▶ _Objective_
Skip all pictures, then print the remaining material exactly.

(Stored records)
-------
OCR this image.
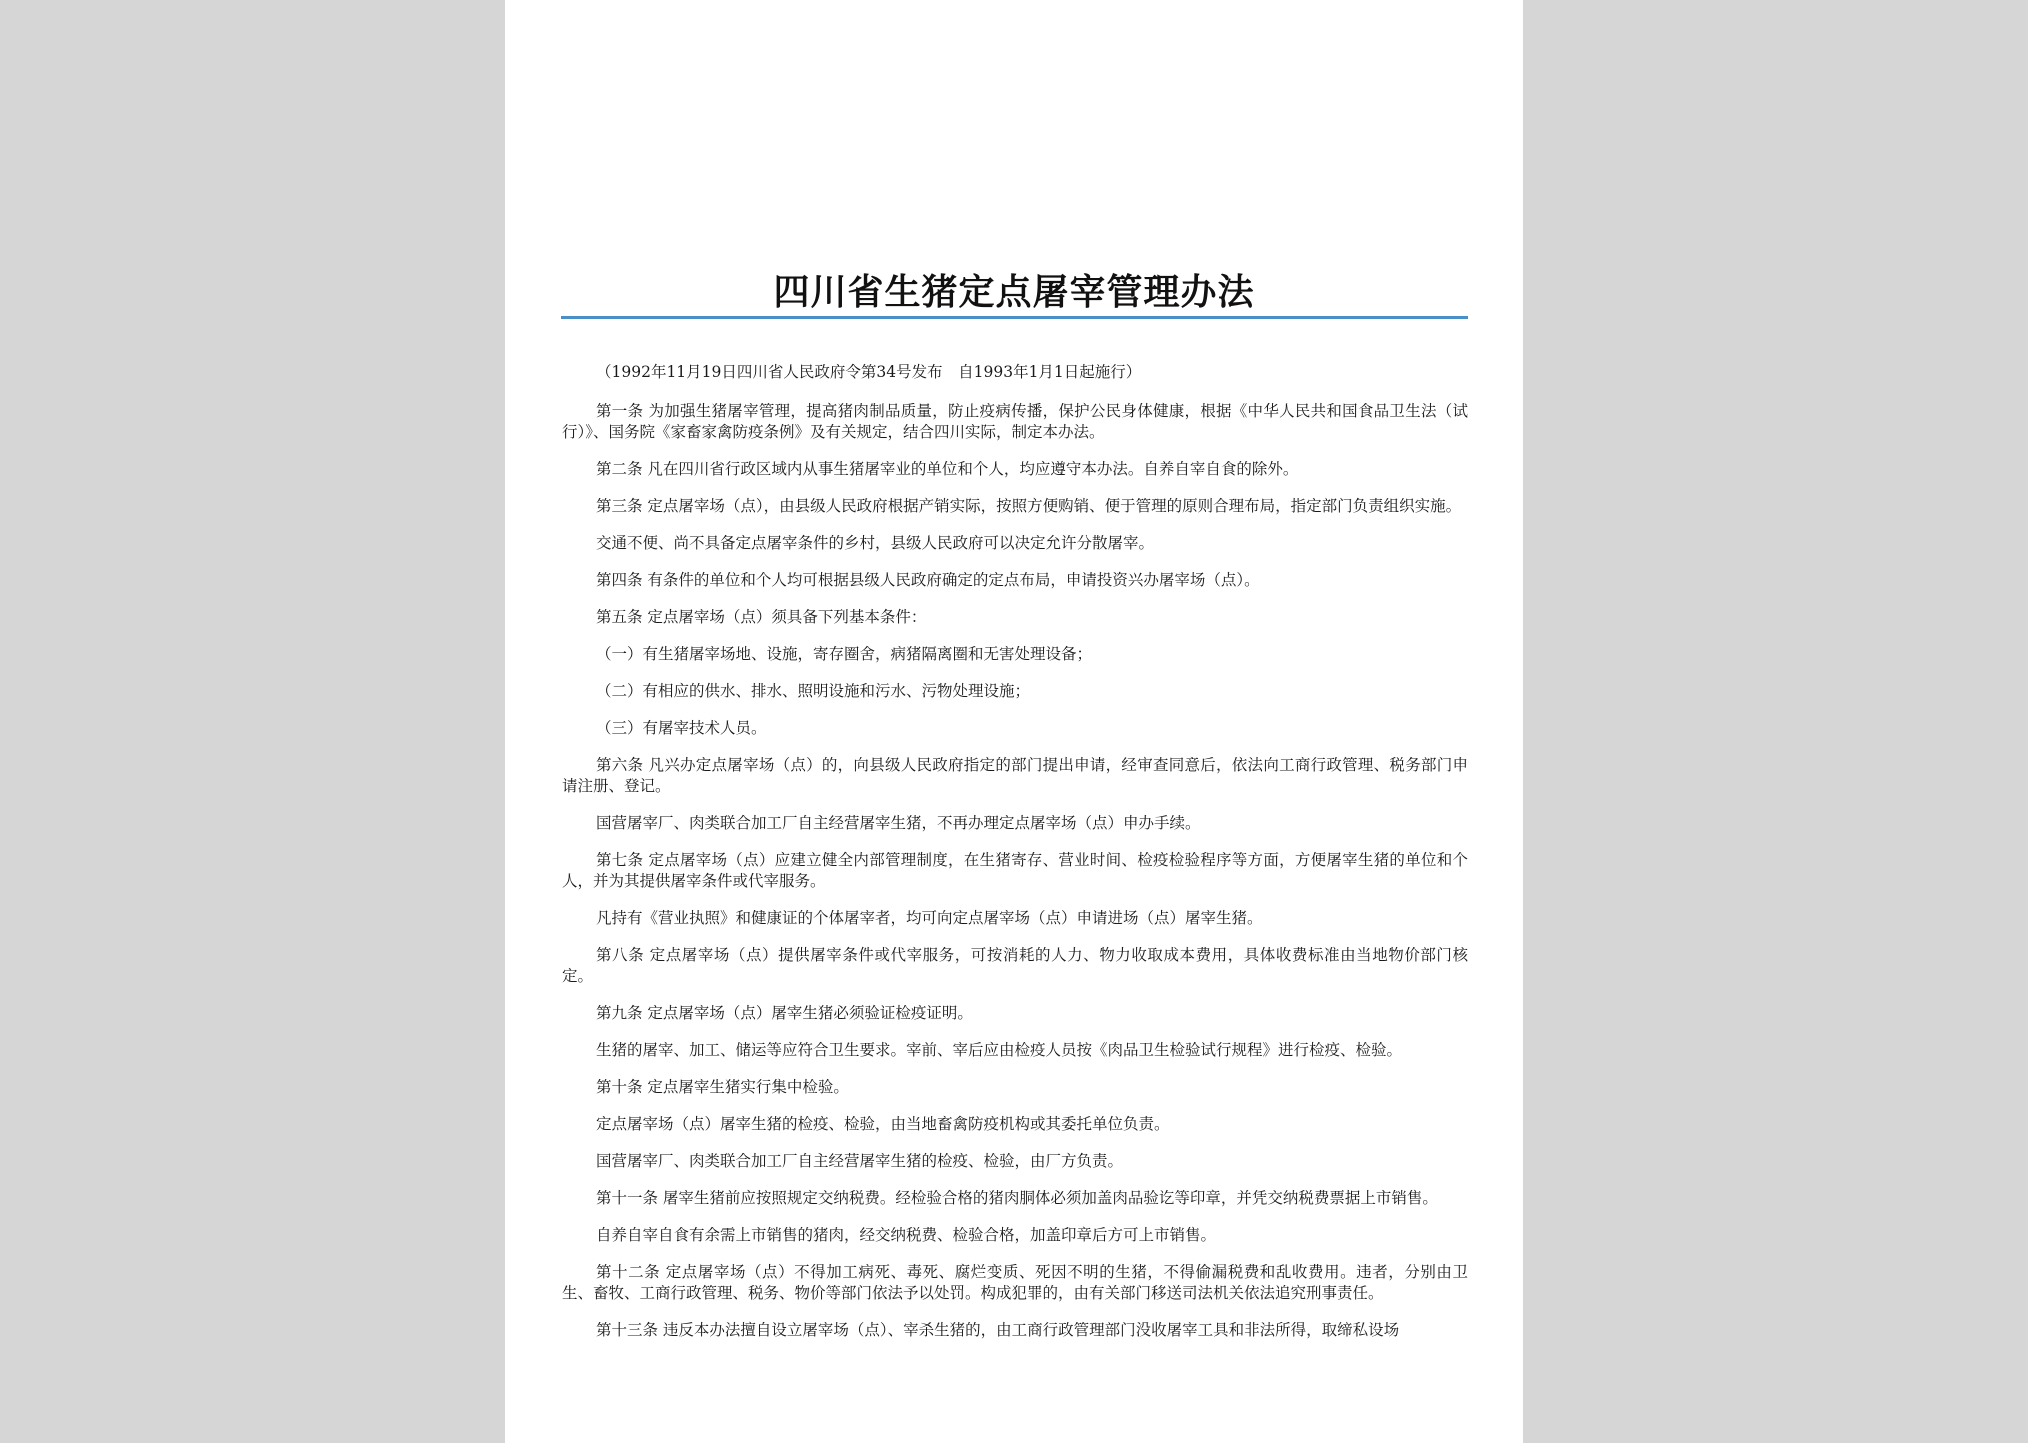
四川省生猪定点屠宰管理办法

（1992年11月19日四川省人民政府令第34号发布　自1993年1月1日起施行）

第一条 为加强生猪屠宰管理，提高猪肉制品质量，防止疫病传播，保护公民身体健康，根据《中华人民共和国食品卫生法（试行）》、国务院《家畜家禽防疫条例》及有关规定，结合四川实际，制定本办法。

第二条 凡在四川省行政区域内从事生猪屠宰业的单位和个人，均应遵守本办法。自养自宰自食的除外。

第三条 定点屠宰场（点），由县级人民政府根据产销实际，按照方便购销、便于管理的原则合理布局，指定部门负责组织实施。

交通不便、尚不具备定点屠宰条件的乡村，县级人民政府可以决定允许分散屠宰。

第四条 有条件的单位和个人均可根据县级人民政府确定的定点布局，申请投资兴办屠宰场（点）。

第五条 定点屠宰场（点）须具备下列基本条件：

（一）有生猪屠宰场地、设施，寄存圈舍，病猪隔离圈和无害处理设备；

（二）有相应的供水、排水、照明设施和污水、污物处理设施；

（三）有屠宰技术人员。

第六条 凡兴办定点屠宰场（点）的，向县级人民政府指定的部门提出申请，经审查同意后，依法向工商行政管理、税务部门申请注册、登记。

国营屠宰厂、肉类联合加工厂自主经营屠宰生猪，不再办理定点屠宰场（点）申办手续。

第七条 定点屠宰场（点）应建立健全内部管理制度，在生猪寄存、营业时间、检疫检验程序等方面，方便屠宰生猪的单位和个人，并为其提供屠宰条件或代宰服务。

凡持有《营业执照》和健康证的个体屠宰者，均可向定点屠宰场（点）申请进场（点）屠宰生猪。

第八条 定点屠宰场（点）提供屠宰条件或代宰服务，可按消耗的人力、物力收取成本费用，具体收费标准由当地物价部门核定。

第九条 定点屠宰场（点）屠宰生猪必须验证检疫证明。

生猪的屠宰、加工、储运等应符合卫生要求。宰前、宰后应由检疫人员按《肉品卫生检验试行规程》进行检疫、检验。

第十条 定点屠宰生猪实行集中检验。

定点屠宰场（点）屠宰生猪的检疫、检验，由当地畜禽防疫机构或其委托单位负责。

国营屠宰厂、肉类联合加工厂自主经营屠宰生猪的检疫、检验，由厂方负责。

第十一条 屠宰生猪前应按照规定交纳税费。经检验合格的猪肉胴体必须加盖肉品验讫等印章，并凭交纳税费票据上市销售。

自养自宰自食有余需上市销售的猪肉，经交纳税费、检验合格，加盖印章后方可上市销售。

第十二条 定点屠宰场（点）不得加工病死、毒死、腐烂变质、死因不明的生猪，不得偷漏税费和乱收费用。违者，分别由卫生、畜牧、工商行政管理、税务、物价等部门依法予以处罚。构成犯罪的，由有关部门移送司法机关依法追究刑事责任。

第十三条 违反本办法擅自设立屠宰场（点）、宰杀生猪的，由工商行政管理部门没收屠宰工具和非法所得，取缔私设场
-------
▶ _The reply_
OCR this image.
四川省生猪定点屠宰管理办法

（1992年11月19日四川省人民政府令第34号发布　自1993年1月1日起施行）

第一条 为加强生猪屠宰管理，提高猪肉制品质量，防止疫病传播，保护公民身体健康，根据《中华人民共和国食品卫生法（试行）》、国务院《家畜家禽防疫条例》及有关规定，结合四川实际，制定本办法。

第二条 凡在四川省行政区域内从事生猪屠宰业的单位和个人，均应遵守本办法。自养自宰自食的除外。

第三条 定点屠宰场（点），由县级人民政府根据产销实际，按照方便购销、便于管理的原则合理布局，指定部门负责组织实施。

交通不便、尚不具备定点屠宰条件的乡村，县级人民政府可以决定允许分散屠宰。

第四条 有条件的单位和个人均可根据县级人民政府确定的定点布局，申请投资兴办屠宰场（点）。

第五条 定点屠宰场（点）须具备下列基本条件：

（一）有生猪屠宰场地、设施，寄存圈舍，病猪隔离圈和无害处理设备；

（二）有相应的供水、排水、照明设施和污水、污物处理设施；

（三）有屠宰技术人员。

第六条 凡兴办定点屠宰场（点）的，向县级人民政府指定的部门提出申请，经审查同意后，依法向工商行政管理、税务部门申请注册、登记。

国营屠宰厂、肉类联合加工厂自主经营屠宰生猪，不再办理定点屠宰场（点）申办手续。

第七条 定点屠宰场（点）应建立健全内部管理制度，在生猪寄存、营业时间、检疫检验程序等方面，方便屠宰生猪的单位和个人，并为其提供屠宰条件或代宰服务。

凡持有《营业执照》和健康证的个体屠宰者，均可向定点屠宰场（点）申请进场（点）屠宰生猪。

第八条 定点屠宰场（点）提供屠宰条件或代宰服务，可按消耗的人力、物力收取成本费用，具体收费标准由当地物价部门核定。

第九条 定点屠宰场（点）屠宰生猪必须验证检疫证明。

生猪的屠宰、加工、储运等应符合卫生要求。宰前、宰后应由检疫人员按《肉品卫生检验试行规程》进行检疫、检验。

第十条 定点屠宰生猪实行集中检验。

定点屠宰场（点）屠宰生猪的检疫、检验，由当地畜禽防疫机构或其委托单位负责。

国营屠宰厂、肉类联合加工厂自主经营屠宰生猪的检疫、检验，由厂方负责。

第十一条 屠宰生猪前应按照规定交纳税费。经检验合格的猪肉胴体必须加盖肉品验讫等印章，并凭交纳税费票据上市销售。

自养自宰自食有余需上市销售的猪肉，经交纳税费、检验合格，加盖印章后方可上市销售。

第十二条 定点屠宰场（点）不得加工病死、毒死、腐烂变质、死因不明的生猪，不得偷漏税费和乱收费用。违者，分别由卫生、畜牧、工商行政管理、税务、物价等部门依法予以处罚。构成犯罪的，由有关部门移送司法机关依法追究刑事责任。

第十三条 违反本办法擅自设立屠宰场（点）、宰杀生猪的，由工商行政管理部门没收屠宰工具和非法所得，取缔私设场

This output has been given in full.